• Recorded information:

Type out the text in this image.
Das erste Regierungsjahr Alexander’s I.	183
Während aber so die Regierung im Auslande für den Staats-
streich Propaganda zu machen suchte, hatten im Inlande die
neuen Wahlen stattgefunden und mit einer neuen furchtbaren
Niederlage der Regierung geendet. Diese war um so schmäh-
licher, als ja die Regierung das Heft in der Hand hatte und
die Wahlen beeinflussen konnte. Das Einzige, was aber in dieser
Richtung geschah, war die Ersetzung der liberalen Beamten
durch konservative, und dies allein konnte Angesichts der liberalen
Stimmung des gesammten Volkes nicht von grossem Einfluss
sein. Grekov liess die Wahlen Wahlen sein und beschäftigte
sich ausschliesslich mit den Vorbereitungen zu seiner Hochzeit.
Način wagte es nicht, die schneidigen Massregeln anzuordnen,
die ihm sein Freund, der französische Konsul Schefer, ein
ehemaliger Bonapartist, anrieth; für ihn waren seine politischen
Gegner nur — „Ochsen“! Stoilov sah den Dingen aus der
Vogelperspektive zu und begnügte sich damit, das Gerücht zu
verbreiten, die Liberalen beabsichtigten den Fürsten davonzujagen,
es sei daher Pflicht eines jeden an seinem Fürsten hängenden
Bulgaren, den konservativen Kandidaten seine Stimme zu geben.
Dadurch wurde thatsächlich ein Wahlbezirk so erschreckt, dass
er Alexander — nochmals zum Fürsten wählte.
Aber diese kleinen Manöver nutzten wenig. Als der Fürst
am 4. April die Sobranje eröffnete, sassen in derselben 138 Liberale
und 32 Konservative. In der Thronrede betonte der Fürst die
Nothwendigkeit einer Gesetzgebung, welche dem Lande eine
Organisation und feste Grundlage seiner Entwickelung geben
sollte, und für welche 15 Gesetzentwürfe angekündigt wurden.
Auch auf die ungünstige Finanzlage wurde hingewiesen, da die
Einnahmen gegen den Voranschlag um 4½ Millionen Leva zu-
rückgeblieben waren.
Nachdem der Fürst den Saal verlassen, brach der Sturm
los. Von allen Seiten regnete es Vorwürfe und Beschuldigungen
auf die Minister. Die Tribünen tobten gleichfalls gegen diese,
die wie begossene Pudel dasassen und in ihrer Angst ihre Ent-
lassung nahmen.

• Aim of the exercise: Go through the listing above and restate it word for word.

• Answer:
Type out the text in this image.
Das erste Regierungsjahr Alexander’s I.	183
Während aber so die Regierung im Auslande für den Staats-
streich Propaganda zu machen suchte, hatten im Inlande die
neuen Wahlen stattgefunden und mit einer neuen furchtbaren
Niederlage der Regierung geendet. Diese war um so schmäh-
licher, als ja die Regierung das Heft in der Hand hatte und
die Wahlen beeinflussen konnte. Das Einzige, was aber in dieser
Richtung geschah, war die Ersetzung der liberalen Beamten
durch konservative, und dies allein konnte Angesichts der liberalen
Stimmung des gesammten Volkes nicht von grossem Einfluss
sein. Grekov liess die Wahlen Wahlen sein und beschäftigte
sich ausschliesslich mit den Vorbereitungen zu seiner Hochzeit.
Način wagte es nicht, die schneidigen Massregeln anzuordnen,
die ihm sein Freund, der französische Konsul Schefer, ein
ehemaliger Bonapartist, anrieth; für ihn waren seine politischen
Gegner nur — „Ochsen“! Stoilov sah den Dingen aus der
Vogelperspektive zu und begnügte sich damit, das Gerücht zu
verbreiten, die Liberalen beabsichtigten den Fürsten davonzujagen,
es sei daher Pflicht eines jeden an seinem Fürsten hängenden
Bulgaren, den konservativen Kandidaten seine Stimme zu geben.
Dadurch wurde thatsächlich ein Wahlbezirk so erschreckt, dass
er Alexander — nochmals zum Fürsten wählte.
Aber diese kleinen Manöver nutzten wenig. Als der Fürst
am 4. April die Sobranje eröffnete, sassen in derselben 138 Liberale
und 32 Konservative. In der Thronrede betonte der Fürst die
Nothwendigkeit einer Gesetzgebung, welche dem Lande eine
Organisation und feste Grundlage seiner Entwickelung geben
sollte, und für welche 15 Gesetzentwürfe angekündigt wurden.
Auch auf die ungünstige Finanzlage wurde hingewiesen, da die
Einnahmen gegen den Voranschlag um 4½ Millionen Leva zu-
rückgeblieben waren.
Nachdem der Fürst den Saal verlassen, brach der Sturm
los. Von allen Seiten regnete es Vorwürfe und Beschuldigungen
auf die Minister. Die Tribünen tobten gleichfalls gegen diese,
die wie begossene Pudel dasassen und in ihrer Angst ihre Ent-
lassung nahmen.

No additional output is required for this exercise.